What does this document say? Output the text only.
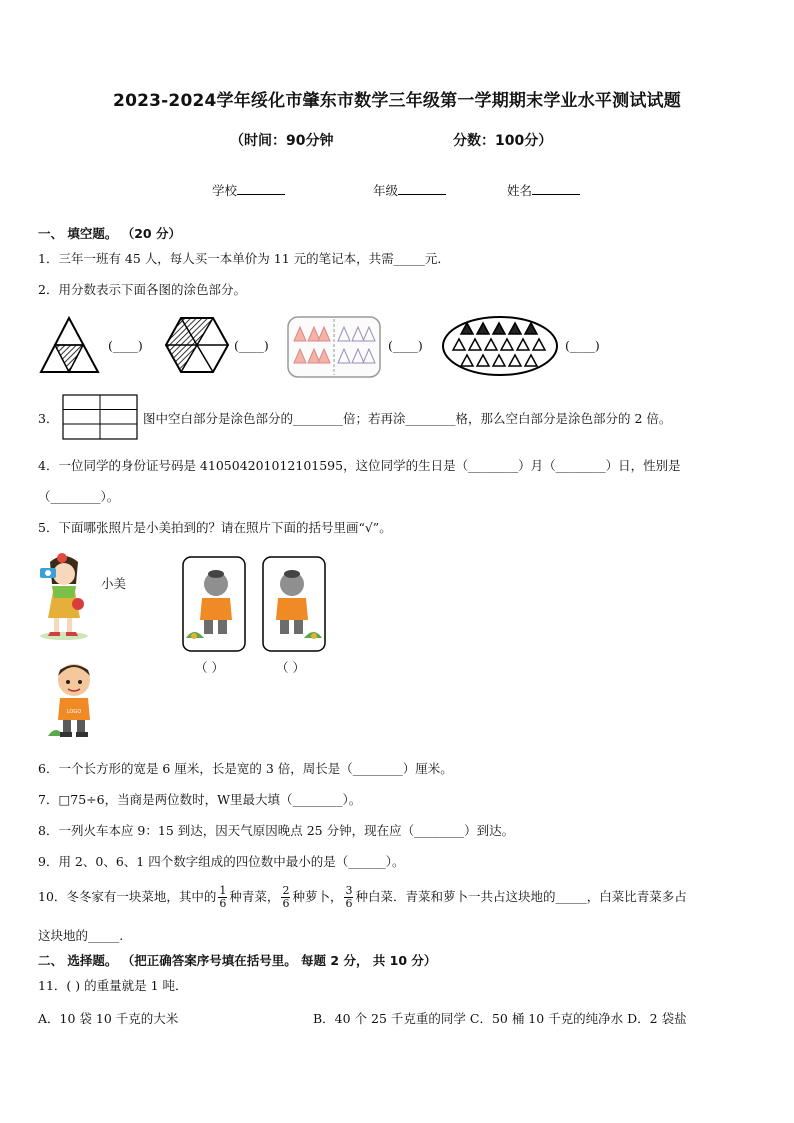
2023-2024学年绥化市肇东市数学三年级第一学期期末学业水平测试试题
（时间：90分钟	分数：100分）
学校	年级	姓名
一、 填空题。 （20 分）
1．三年一班有 45 人，每人买一本单价为 11 元的笔记本，共需_____元．
2．用分数表示下面各图的涂色部分。
(____)	(____)	(____)	(____)
3．	图中空白部分是涂色部分的________倍；若再涂________格，那么空白部分是涂色部分的 2 倍。
4．一位同学的身份证号码是 410504201012101595，这位同学的生日是（________）月（________）日，性别是
（________）。
5．下面哪张照片是小美拍到的？请在照片下面的括号里画“√”。
小美
（ ）	（ ）
LOGO
6．一个长方形的宽是 6 厘米，长是宽的 3 倍，周长是（________）厘米。
7．□75÷6，当商是两位数时，W里最大填（________）。
8．一列火车本应 9：15 到达，因天气原因晚点 25 分钟，现在应（________）到达。
9．用 2、0、6、1 四个数字组成的四位数中最小的是（______）。
10．冬冬家有一块菜地，其中的 $\frac{1}{6}$ 种青菜， $\frac{2}{6}$ 种萝卜， $\frac{3}{6}$ 种白菜．青菜和萝卜一共占这块地的_____，白菜比青菜多占
这块地的_____.
二、 选择题。 （把正确答案序号填在括号里。 每题 2 分， 共 10 分）
11．( ) 的重量就是 1 吨．
A．10 袋 10 千克的大米	B．40 个 25 千克重的同学 C．50 桶 10 千克的纯净水 D．2 袋盐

◆ ◆ ◆

### Short exercise
From the material above, reproduce everything verbatim except the pictures.

### Output of the exercise
What does this document say? Output the text only.
2023-2024学年绥化市肇东市数学三年级第一学期期末学业水平测试试题
（时间：90分钟	分数：100分）
学校	年级	姓名
一、 填空题。 （20 分）
1．三年一班有 45 人，每人买一本单价为 11 元的笔记本，共需_____元．
2．用分数表示下面各图的涂色部分。
(____)	(____)	(____)	(____)
3．	图中空白部分是涂色部分的________倍；若再涂________格，那么空白部分是涂色部分的 2 倍。
4．一位同学的身份证号码是 410504201012101595，这位同学的生日是（________）月（________）日，性别是
（________）。
5．下面哪张照片是小美拍到的？请在照片下面的括号里画“√”。
小美
（ ）	（ ）
LOGO
6．一个长方形的宽是 6 厘米，长是宽的 3 倍，周长是（________）厘米。
7．□75÷6，当商是两位数时，W里最大填（________）。
8．一列火车本应 9：15 到达，因天气原因晚点 25 分钟，现在应（________）到达。
9．用 2、0、6、1 四个数字组成的四位数中最小的是（______）。
10．冬冬家有一块菜地，其中的 $\frac{1}{6}$ 种青菜， $\frac{2}{6}$ 种萝卜， $\frac{3}{6}$ 种白菜．青菜和萝卜一共占这块地的_____，白菜比青菜多占
这块地的_____.
二、 选择题。 （把正确答案序号填在括号里。 每题 2 分， 共 10 分）
11．( ) 的重量就是 1 吨．
A．10 袋 10 千克的大米	B．40 个 25 千克重的同学 C．50 桶 10 千克的纯净水 D．2 袋盐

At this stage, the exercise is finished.